* **What is asked**: Copy each line that holds "Energy".

* **Exercise materials**:
··········

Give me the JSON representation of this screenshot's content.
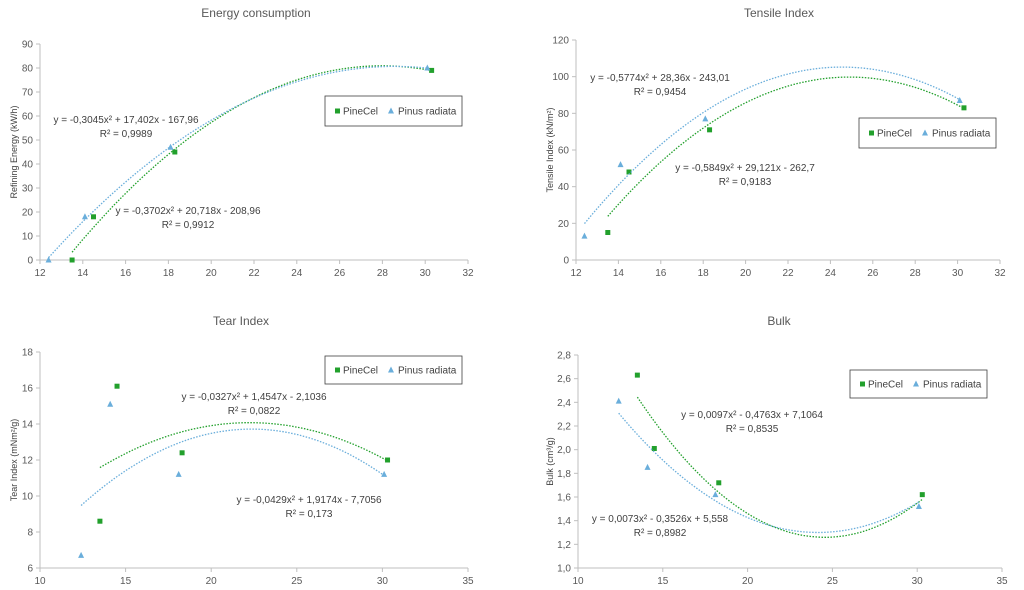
{
  "chart_data": [
    {
      "type": "scatter",
      "title": "Energy consumption",
      "xlabel": "",
      "ylabel": "Refining Energy (kW/h)",
      "xlim": [
        12,
        32
      ],
      "xticks": [
        12,
        14,
        16,
        18,
        20,
        22,
        24,
        26,
        28,
        30,
        32
      ],
      "ylim": [
        0,
        90
      ],
      "yticks": [
        0,
        10,
        20,
        30,
        40,
        50,
        60,
        70,
        80,
        90
      ],
      "legend": {
        "placement": "right-middle"
      },
      "series": [
        {
          "name": "PineCel",
          "marker": "square",
          "color": "#22a02c",
          "x": [
            13.5,
            14.5,
            18.3,
            30.3
          ],
          "y": [
            0,
            18,
            45,
            79
          ],
          "fit": {
            "a": -0.3702,
            "b": 20.718,
            "c": -208.96,
            "range": [
              13.5,
              30.3
            ]
          },
          "equation": "y = -0,3702x² + 20,718x - 208,96",
          "r2": "R² = 0,9912"
        },
        {
          "name": "Pinus radiata",
          "marker": "triangle",
          "color": "#6aaedb",
          "x": [
            12.4,
            14.1,
            18.1,
            30.1
          ],
          "y": [
            0,
            18,
            47,
            80
          ],
          "fit": {
            "a": -0.3045,
            "b": 17.402,
            "c": -167.96,
            "range": [
              12.4,
              30.1
            ]
          },
          "equation": "y = -0,3045x² + 17,402x - 167,96",
          "r2": "R² = 0,9989"
        }
      ]
    },
    {
      "type": "scatter",
      "title": "Tensile Index",
      "xlabel": "",
      "ylabel": "Tensile Index (kN/m²)",
      "xlim": [
        12,
        32
      ],
      "xticks": [
        12,
        14,
        16,
        18,
        20,
        22,
        24,
        26,
        28,
        30,
        32
      ],
      "ylim": [
        0,
        120
      ],
      "yticks": [
        0,
        20,
        40,
        60,
        80,
        100,
        120
      ],
      "legend": {
        "placement": "right-middle"
      },
      "series": [
        {
          "name": "PineCel",
          "marker": "square",
          "color": "#22a02c",
          "x": [
            13.5,
            14.5,
            18.3,
            30.3
          ],
          "y": [
            15,
            48,
            71,
            83
          ],
          "fit": {
            "a": -0.5849,
            "b": 29.121,
            "c": -262.7,
            "range": [
              13.5,
              30.3
            ]
          },
          "equation": "y = -0,5849x² + 29,121x - 262,7",
          "r2": "R² = 0,9183"
        },
        {
          "name": "Pinus radiata",
          "marker": "triangle",
          "color": "#6aaedb",
          "x": [
            12.4,
            14.1,
            18.1,
            30.1
          ],
          "y": [
            13,
            52,
            77,
            87
          ],
          "fit": {
            "a": -0.5774,
            "b": 28.36,
            "c": -243.01,
            "range": [
              12.4,
              30.1
            ]
          },
          "equation": "y = -0,5774x² + 28,36x - 243,01",
          "r2": "R² = 0,9454"
        }
      ]
    },
    {
      "type": "scatter",
      "title": "Tear Index",
      "xlabel": "",
      "ylabel": "Tear Index (mNm²/g)",
      "xlim": [
        10,
        35
      ],
      "xticks": [
        10,
        15,
        20,
        25,
        30,
        35
      ],
      "ylim": [
        6,
        18
      ],
      "yticks": [
        6,
        8,
        10,
        12,
        14,
        16,
        18
      ],
      "legend": {
        "placement": "top-right"
      },
      "series": [
        {
          "name": "PineCel",
          "marker": "square",
          "color": "#22a02c",
          "x": [
            13.5,
            14.5,
            18.3,
            30.3
          ],
          "y": [
            8.6,
            16.1,
            12.4,
            12.0
          ],
          "fit": {
            "a": -0.0327,
            "b": 1.4547,
            "c": -2.1036,
            "range": [
              13.5,
              30.3
            ]
          },
          "equation": "y = -0,0327x² + 1,4547x - 2,1036",
          "r2": "R² = 0,0822"
        },
        {
          "name": "Pinus radiata",
          "marker": "triangle",
          "color": "#6aaedb",
          "x": [
            12.4,
            14.1,
            18.1,
            30.1
          ],
          "y": [
            6.7,
            15.1,
            11.2,
            11.2
          ],
          "fit": {
            "a": -0.0429,
            "b": 1.9174,
            "c": -7.7056,
            "range": [
              12.4,
              30.1
            ]
          },
          "equation": "y = -0,0429x² + 1,9174x - 7,7056",
          "r2": "R² = 0,173"
        }
      ]
    },
    {
      "type": "scatter",
      "title": "Bulk",
      "xlabel": "",
      "ylabel": "Bulk (cm³/g)",
      "xlim": [
        10,
        35
      ],
      "xticks": [
        10,
        15,
        20,
        25,
        30,
        35
      ],
      "ylim": [
        1.0,
        2.8
      ],
      "yticks": [
        "1,0",
        "1,2",
        "1,4",
        "1,6",
        "1,8",
        "2,0",
        "2,2",
        "2,4",
        "2,6",
        "2,8"
      ],
      "legend": {
        "placement": "top-right"
      },
      "series": [
        {
          "name": "PineCel",
          "marker": "square",
          "color": "#22a02c",
          "x": [
            13.5,
            14.5,
            18.3,
            30.3
          ],
          "y": [
            2.63,
            2.01,
            1.72,
            1.62
          ],
          "fit": {
            "a": 0.0097,
            "b": -0.4763,
            "c": 7.1064,
            "range": [
              13.5,
              30.3
            ]
          },
          "equation": "y = 0,0097x² - 0,4763x + 7,1064",
          "r2": "R² = 0,8535"
        },
        {
          "name": "Pinus radiata",
          "marker": "triangle",
          "color": "#6aaedb",
          "x": [
            12.4,
            14.1,
            18.1,
            30.1
          ],
          "y": [
            2.41,
            1.85,
            1.62,
            1.52
          ],
          "fit": {
            "a": 0.0073,
            "b": -0.3526,
            "c": 5.558,
            "range": [
              12.4,
              30.1
            ]
          },
          "equation": "y = 0,0073x² - 0,3526x + 5,558",
          "r2": "R² = 0,8982"
        }
      ]
    }
  ]
}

··········

* **Worked solution**:
      "title": "Energy consumption",
      "ylabel": "Refining Energy (kW/h)",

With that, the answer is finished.